Data rows start

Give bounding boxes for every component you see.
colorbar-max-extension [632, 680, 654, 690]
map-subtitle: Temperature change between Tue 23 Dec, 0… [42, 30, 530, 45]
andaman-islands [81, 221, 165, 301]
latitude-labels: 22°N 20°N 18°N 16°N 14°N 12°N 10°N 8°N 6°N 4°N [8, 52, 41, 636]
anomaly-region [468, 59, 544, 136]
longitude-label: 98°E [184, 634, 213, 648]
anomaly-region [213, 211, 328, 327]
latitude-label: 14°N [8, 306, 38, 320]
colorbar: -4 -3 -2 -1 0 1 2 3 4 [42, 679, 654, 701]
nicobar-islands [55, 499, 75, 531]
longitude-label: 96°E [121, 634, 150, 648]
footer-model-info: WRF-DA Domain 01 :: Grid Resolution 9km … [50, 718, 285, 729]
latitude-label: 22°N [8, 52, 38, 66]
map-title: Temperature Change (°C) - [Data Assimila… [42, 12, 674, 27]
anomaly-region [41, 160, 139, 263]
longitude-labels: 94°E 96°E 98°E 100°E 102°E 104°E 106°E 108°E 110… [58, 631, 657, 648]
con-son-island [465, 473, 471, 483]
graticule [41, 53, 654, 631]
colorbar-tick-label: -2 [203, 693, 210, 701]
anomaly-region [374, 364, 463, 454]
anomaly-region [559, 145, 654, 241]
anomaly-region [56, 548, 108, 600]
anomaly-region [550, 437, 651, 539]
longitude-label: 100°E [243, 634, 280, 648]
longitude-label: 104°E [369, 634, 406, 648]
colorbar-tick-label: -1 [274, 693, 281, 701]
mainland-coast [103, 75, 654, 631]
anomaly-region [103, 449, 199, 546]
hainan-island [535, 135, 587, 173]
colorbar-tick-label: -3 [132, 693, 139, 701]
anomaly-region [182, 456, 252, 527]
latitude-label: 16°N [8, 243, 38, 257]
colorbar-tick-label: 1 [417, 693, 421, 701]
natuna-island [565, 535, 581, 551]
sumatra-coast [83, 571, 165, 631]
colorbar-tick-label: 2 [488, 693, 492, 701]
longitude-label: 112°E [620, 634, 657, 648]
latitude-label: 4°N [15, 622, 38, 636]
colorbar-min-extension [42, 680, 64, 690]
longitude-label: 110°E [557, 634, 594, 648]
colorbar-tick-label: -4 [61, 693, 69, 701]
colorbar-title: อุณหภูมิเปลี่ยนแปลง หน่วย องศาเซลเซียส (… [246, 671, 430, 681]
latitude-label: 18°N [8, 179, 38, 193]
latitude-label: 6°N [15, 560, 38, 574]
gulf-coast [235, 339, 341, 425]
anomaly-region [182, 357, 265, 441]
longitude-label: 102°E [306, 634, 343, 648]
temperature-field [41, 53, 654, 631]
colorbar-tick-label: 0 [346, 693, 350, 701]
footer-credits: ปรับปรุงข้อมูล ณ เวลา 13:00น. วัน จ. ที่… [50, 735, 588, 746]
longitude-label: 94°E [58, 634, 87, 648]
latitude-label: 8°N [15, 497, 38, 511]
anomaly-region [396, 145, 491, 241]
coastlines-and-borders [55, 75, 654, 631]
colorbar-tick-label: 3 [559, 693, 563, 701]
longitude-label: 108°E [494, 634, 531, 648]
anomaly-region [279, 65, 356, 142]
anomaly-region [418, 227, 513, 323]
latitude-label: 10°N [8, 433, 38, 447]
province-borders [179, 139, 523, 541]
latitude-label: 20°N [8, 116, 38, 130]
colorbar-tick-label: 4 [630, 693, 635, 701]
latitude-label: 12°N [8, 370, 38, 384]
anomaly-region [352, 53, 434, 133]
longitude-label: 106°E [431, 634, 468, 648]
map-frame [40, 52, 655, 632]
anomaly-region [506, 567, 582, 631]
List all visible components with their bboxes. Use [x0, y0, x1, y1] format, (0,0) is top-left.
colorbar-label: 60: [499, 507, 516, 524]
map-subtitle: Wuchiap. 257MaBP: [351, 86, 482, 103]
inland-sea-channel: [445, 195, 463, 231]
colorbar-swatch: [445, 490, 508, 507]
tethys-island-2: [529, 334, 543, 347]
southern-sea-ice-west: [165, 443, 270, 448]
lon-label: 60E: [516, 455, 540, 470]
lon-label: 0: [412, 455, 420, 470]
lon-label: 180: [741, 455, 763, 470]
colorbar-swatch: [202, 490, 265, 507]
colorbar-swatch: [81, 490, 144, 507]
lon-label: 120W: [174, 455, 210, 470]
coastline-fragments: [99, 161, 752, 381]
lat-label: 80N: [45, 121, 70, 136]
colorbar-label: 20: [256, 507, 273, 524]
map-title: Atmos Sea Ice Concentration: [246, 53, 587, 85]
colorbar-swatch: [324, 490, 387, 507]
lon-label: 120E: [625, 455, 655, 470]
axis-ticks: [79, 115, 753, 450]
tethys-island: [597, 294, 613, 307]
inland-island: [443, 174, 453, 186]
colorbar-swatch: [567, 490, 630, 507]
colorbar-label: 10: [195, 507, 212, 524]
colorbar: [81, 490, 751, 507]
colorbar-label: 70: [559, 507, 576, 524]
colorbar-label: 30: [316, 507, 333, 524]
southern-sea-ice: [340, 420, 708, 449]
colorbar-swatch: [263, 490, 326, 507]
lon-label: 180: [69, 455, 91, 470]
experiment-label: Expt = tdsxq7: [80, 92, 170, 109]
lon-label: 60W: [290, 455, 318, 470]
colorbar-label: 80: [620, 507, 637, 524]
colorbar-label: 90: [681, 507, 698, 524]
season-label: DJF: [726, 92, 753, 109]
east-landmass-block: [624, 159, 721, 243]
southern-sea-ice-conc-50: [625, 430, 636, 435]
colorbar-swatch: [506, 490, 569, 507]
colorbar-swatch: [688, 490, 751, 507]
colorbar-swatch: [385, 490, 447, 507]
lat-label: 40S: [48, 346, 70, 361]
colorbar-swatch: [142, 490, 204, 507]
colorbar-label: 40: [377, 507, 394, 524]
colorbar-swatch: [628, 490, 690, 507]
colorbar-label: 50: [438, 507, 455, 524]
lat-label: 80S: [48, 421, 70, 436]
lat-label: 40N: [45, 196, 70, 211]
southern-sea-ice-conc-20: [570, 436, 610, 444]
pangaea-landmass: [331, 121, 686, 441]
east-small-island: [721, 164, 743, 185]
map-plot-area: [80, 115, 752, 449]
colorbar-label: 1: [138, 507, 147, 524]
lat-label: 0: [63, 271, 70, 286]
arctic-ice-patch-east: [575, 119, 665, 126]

Data rows end

- _The problem_
Copy every line of the items above back out word for word, changing nothing.

- _Answer to the exercise_
Give bounding boxes for every component you see.
colorbar-max-extension [632, 680, 654, 690]
map-subtitle: Temperature change between Tue 23 Dec, 0… [42, 30, 530, 45]
andaman-islands [81, 221, 165, 301]
latitude-labels: 22°N 20°N 18°N 16°N 14°N 12°N 10°N 8°N 6°N 4°N [8, 52, 41, 636]
anomaly-region [468, 59, 544, 136]
longitude-label: 98°E [184, 634, 213, 648]
anomaly-region [213, 211, 328, 327]
latitude-label: 14°N [8, 306, 38, 320]
colorbar: -4 -3 -2 -1 0 1 2 3 4 [42, 679, 654, 701]
nicobar-islands [55, 499, 75, 531]
longitude-label: 96°E [121, 634, 150, 648]
footer-model-info: WRF-DA Domain 01 :: Grid Resolution 9km … [50, 718, 285, 729]
latitude-label: 22°N [8, 52, 38, 66]
map-title: Temperature Change (°C) - [Data Assimila… [42, 12, 674, 27]
anomaly-region [41, 160, 139, 263]
longitude-labels: 94°E 96°E 98°E 100°E 102°E 104°E 106°E 108°E 110… [58, 631, 657, 648]
con-son-island [465, 473, 471, 483]
graticule [41, 53, 654, 631]
colorbar-tick-label: -2 [203, 693, 210, 701]
anomaly-region [374, 364, 463, 454]
anomaly-region [559, 145, 654, 241]
anomaly-region [56, 548, 108, 600]
anomaly-region [550, 437, 651, 539]
longitude-label: 100°E [243, 634, 280, 648]
longitude-label: 104°E [369, 634, 406, 648]
colorbar-tick-label: -1 [274, 693, 281, 701]
mainland-coast [103, 75, 654, 631]
anomaly-region [103, 449, 199, 546]
hainan-island [535, 135, 587, 173]
colorbar-tick-label: -3 [132, 693, 139, 701]
anomaly-region [182, 456, 252, 527]
latitude-label: 16°N [8, 243, 38, 257]
colorbar-tick-label: 1 [417, 693, 421, 701]
natuna-island [565, 535, 581, 551]
sumatra-coast [83, 571, 165, 631]
colorbar-tick-label: 2 [488, 693, 492, 701]
longitude-label: 112°E [620, 634, 657, 648]
latitude-label: 4°N [15, 622, 38, 636]
colorbar-min-extension [42, 680, 64, 690]
longitude-label: 110°E [557, 634, 594, 648]
colorbar-tick-label: -4 [61, 693, 69, 701]
colorbar-title: อุณหภูมิเปลี่ยนแปลง หน่วย องศาเซลเซียส (… [246, 671, 430, 681]
latitude-label: 18°N [8, 179, 38, 193]
latitude-label: 6°N [15, 560, 38, 574]
gulf-coast [235, 339, 341, 425]
anomaly-region [182, 357, 265, 441]
longitude-label: 102°E [306, 634, 343, 648]
temperature-field [41, 53, 654, 631]
colorbar-tick-label: 0 [346, 693, 350, 701]
footer-credits: ปรับปรุงข้อมูล ณ เวลา 13:00น. วัน จ. ที่… [50, 735, 588, 746]
longitude-label: 94°E [58, 634, 87, 648]
latitude-label: 8°N [15, 497, 38, 511]
anomaly-region [396, 145, 491, 241]
coastlines-and-borders [55, 75, 654, 631]
colorbar-tick-label: 3 [559, 693, 563, 701]
longitude-label: 108°E [494, 634, 531, 648]
anomaly-region [279, 65, 356, 142]
anomaly-region [418, 227, 513, 323]
latitude-label: 10°N [8, 433, 38, 447]
province-borders [179, 139, 523, 541]
latitude-label: 20°N [8, 116, 38, 130]
colorbar-tick-label: 4 [630, 693, 635, 701]
latitude-label: 12°N [8, 370, 38, 384]
anomaly-region [352, 53, 434, 133]
longitude-label: 106°E [431, 634, 468, 648]
map-frame [40, 52, 655, 632]
anomaly-region [506, 567, 582, 631]
List all visible components with their bboxes. Use [x0, y0, x1, y1] format, (0,0) is top-left.
colorbar-label: 60: [499, 507, 516, 524]
map-subtitle: Wuchiap. 257MaBP: [351, 86, 482, 103]
inland-sea-channel: [445, 195, 463, 231]
colorbar-swatch: [445, 490, 508, 507]
tethys-island-2: [529, 334, 543, 347]
southern-sea-ice-west: [165, 443, 270, 448]
lon-label: 60E: [516, 455, 540, 470]
lon-label: 0: [412, 455, 420, 470]
lon-label: 180: [741, 455, 763, 470]
colorbar-swatch: [202, 490, 265, 507]
colorbar-swatch: [81, 490, 144, 507]
lon-label: 120W: [174, 455, 210, 470]
coastline-fragments: [99, 161, 752, 381]
lat-label: 80N: [45, 121, 70, 136]
colorbar-label: 20: [256, 507, 273, 524]
map-title: Atmos Sea Ice Concentration: [246, 53, 587, 85]
colorbar-swatch: [324, 490, 387, 507]
lon-label: 120E: [625, 455, 655, 470]
axis-ticks: [79, 115, 753, 450]
tethys-island: [597, 294, 613, 307]
inland-island: [443, 174, 453, 186]
colorbar-swatch: [567, 490, 630, 507]
colorbar-label: 10: [195, 507, 212, 524]
colorbar: [81, 490, 751, 507]
colorbar-label: 70: [559, 507, 576, 524]
colorbar-label: 30: [316, 507, 333, 524]
southern-sea-ice: [340, 420, 708, 449]
colorbar-swatch: [263, 490, 326, 507]
lon-label: 180: [69, 455, 91, 470]
experiment-label: Expt = tdsxq7: [80, 92, 170, 109]
lon-label: 60W: [290, 455, 318, 470]
colorbar-label: 80: [620, 507, 637, 524]
colorbar-label: 90: [681, 507, 698, 524]
season-label: DJF: [726, 92, 753, 109]
east-landmass-block: [624, 159, 721, 243]
southern-sea-ice-conc-50: [625, 430, 636, 435]
colorbar-swatch: [506, 490, 569, 507]
colorbar-swatch: [688, 490, 751, 507]
colorbar-swatch: [385, 490, 447, 507]
lat-label: 40S: [48, 346, 70, 361]
colorbar-swatch: [142, 490, 204, 507]
colorbar-label: 40: [377, 507, 394, 524]
colorbar-swatch: [628, 490, 690, 507]
colorbar-label: 50: [438, 507, 455, 524]
lat-label: 80S: [48, 421, 70, 436]
lat-label: 40N: [45, 196, 70, 211]
southern-sea-ice-conc-20: [570, 436, 610, 444]
pangaea-landmass: [331, 121, 686, 441]
east-small-island: [721, 164, 743, 185]
map-plot-area: [80, 115, 752, 449]
colorbar-label: 1: [138, 507, 147, 524]
lat-label: 0: [63, 271, 70, 286]
arctic-ice-patch-east: [575, 119, 665, 126]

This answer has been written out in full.